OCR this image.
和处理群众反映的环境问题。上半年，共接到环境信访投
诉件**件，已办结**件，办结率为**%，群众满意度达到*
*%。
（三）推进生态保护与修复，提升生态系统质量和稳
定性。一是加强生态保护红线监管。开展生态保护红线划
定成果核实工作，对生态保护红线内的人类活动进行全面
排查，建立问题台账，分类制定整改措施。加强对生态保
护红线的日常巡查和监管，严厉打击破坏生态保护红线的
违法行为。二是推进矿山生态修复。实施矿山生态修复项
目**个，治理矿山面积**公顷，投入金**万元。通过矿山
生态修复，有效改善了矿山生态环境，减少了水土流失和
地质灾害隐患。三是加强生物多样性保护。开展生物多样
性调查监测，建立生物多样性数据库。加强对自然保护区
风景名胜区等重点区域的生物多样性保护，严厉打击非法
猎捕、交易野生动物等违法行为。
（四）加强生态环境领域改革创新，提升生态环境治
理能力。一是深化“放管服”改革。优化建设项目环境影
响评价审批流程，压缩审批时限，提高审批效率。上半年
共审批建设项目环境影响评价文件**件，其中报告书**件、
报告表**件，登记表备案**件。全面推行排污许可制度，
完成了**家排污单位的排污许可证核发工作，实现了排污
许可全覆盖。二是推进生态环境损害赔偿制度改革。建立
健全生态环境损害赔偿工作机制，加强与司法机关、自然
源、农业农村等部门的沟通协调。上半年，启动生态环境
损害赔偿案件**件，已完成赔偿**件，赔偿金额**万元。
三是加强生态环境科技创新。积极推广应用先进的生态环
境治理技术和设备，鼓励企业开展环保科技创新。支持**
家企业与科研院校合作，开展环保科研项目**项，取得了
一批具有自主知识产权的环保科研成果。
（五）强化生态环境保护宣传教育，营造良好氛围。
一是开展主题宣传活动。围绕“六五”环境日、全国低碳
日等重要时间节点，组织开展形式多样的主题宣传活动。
...
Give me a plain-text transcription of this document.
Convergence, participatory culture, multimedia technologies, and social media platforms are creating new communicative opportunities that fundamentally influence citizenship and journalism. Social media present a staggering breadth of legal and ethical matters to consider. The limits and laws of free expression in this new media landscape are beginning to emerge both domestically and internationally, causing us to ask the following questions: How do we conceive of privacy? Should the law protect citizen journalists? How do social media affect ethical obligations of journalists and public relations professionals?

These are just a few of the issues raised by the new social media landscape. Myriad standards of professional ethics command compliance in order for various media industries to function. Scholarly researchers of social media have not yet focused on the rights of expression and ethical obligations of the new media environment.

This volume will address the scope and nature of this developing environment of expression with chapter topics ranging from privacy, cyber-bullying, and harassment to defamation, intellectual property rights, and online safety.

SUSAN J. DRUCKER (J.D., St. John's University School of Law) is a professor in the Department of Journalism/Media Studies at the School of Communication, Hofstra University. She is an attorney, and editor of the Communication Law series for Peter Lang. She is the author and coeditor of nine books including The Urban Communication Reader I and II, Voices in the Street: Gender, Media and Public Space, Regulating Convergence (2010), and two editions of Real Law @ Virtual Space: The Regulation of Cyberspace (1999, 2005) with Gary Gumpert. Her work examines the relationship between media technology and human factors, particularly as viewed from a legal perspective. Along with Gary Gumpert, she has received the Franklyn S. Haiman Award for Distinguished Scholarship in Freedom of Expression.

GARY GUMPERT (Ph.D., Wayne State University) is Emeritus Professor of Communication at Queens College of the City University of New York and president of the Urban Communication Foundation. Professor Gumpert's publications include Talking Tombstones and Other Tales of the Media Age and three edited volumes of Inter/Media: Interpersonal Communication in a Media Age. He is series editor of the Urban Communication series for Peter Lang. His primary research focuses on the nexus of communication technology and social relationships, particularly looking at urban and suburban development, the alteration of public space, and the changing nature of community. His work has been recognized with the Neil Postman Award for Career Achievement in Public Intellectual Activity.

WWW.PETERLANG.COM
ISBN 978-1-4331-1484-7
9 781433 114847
--
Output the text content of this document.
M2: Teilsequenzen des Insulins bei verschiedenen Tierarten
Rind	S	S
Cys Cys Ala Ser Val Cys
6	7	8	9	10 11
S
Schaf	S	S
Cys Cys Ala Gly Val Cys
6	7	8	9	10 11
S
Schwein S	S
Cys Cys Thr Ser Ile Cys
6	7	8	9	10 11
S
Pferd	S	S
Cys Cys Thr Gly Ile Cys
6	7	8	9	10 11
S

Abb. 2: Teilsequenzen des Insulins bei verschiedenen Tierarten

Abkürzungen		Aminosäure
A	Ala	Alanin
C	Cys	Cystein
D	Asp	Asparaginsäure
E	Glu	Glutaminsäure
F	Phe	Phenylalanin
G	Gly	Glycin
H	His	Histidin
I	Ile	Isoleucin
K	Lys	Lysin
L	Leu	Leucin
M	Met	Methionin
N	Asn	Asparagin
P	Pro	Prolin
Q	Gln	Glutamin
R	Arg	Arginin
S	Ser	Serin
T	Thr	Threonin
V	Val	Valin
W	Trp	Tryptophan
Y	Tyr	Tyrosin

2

> WHAT THE TASK REQUIRES
Search the entries for the word "rights", then list each line that holds it.

> FINISHED TASK
These are just a few of the issues raised by the new social media landscape. Myriad standards of professional ethics command compliance in order for various media industries to function. Scholarly researchers of social media have not yet focused on the rights of expression and ethical obligations of the new media environment.
This volume will address the scope and nature of this developing environment of expression with chapter topics ranging from privacy, cyber-bullying, and harassment to defamation, intellectual property rights, and online safety.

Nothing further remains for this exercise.